**Excerpted data**

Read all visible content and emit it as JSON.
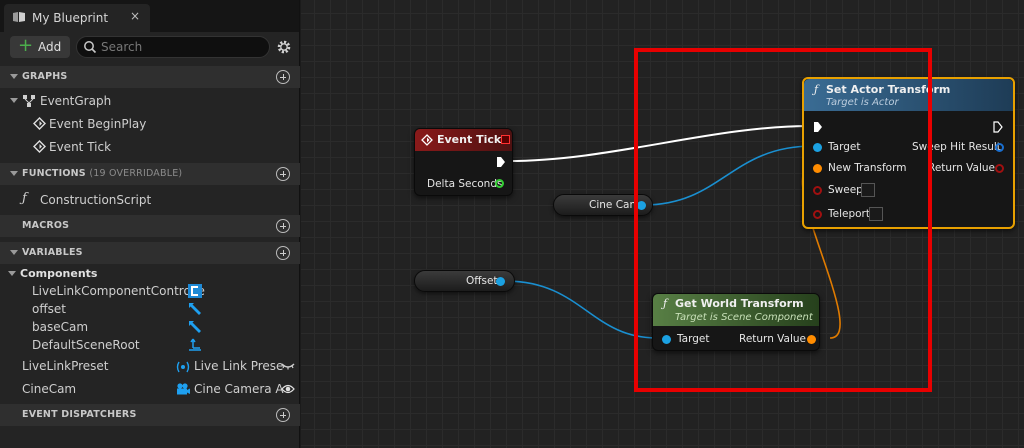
{
  "tab": {
    "title": "My Blueprint",
    "close": "×"
  },
  "toolbar": {
    "add_label": "Add",
    "search_placeholder": "Search"
  },
  "sections": {
    "graphs": "GRAPHS",
    "functions": "FUNCTIONS",
    "functions_count": "(19 OVERRIDABLE)",
    "macros": "MACROS",
    "variables": "VARIABLES",
    "event_dispatchers": "EVENT DISPATCHERS"
  },
  "graphs": {
    "event_graph": "EventGraph",
    "items": [
      "Event BeginPlay",
      "Event Tick"
    ]
  },
  "functions": {
    "items": [
      "ConstructionScript"
    ]
  },
  "variables": {
    "components_label": "Components",
    "components": [
      "LiveLinkComponentControlle",
      "offset",
      "baseCam",
      "DefaultSceneRoot"
    ],
    "vars": [
      {
        "name": "LiveLinkPreset",
        "type": "Live Link Prese"
      },
      {
        "name": "CineCam",
        "type": "Cine Camera A"
      }
    ]
  },
  "nodes": {
    "event_tick": {
      "title": "Event Tick",
      "pin_delta": "Delta Seconds"
    },
    "cine_cam": {
      "label": "Cine Cam"
    },
    "offset": {
      "label": "Offset"
    },
    "set_actor_transform": {
      "title": "Set Actor Transform",
      "subtitle": "Target is Actor",
      "pins": {
        "target": "Target",
        "new_transform": "New Transform",
        "sweep": "Sweep",
        "teleport": "Teleport",
        "sweep_hit_result": "Sweep Hit Result",
        "return_value": "Return Value"
      }
    },
    "get_world_transform": {
      "title": "Get World Transform",
      "subtitle": "Target is Scene Component",
      "pins": {
        "target": "Target",
        "return_value": "Return Value"
      }
    }
  },
  "colors": {
    "exec": "#ffffff",
    "object_pin": "#1ba1e2",
    "struct_pin": "#ff8c00",
    "bool_pin": "#8b0000",
    "float_pin": "#32cd32",
    "event_header": "#7a1515",
    "function_header": "#2e5d86",
    "pure_header": "#4d7a3c",
    "highlight": "#e80000"
  }
}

**Task objective**
Work through the data and report how many of its lines hold the word "subtitle", giving only the figure.

**Exercise result**
2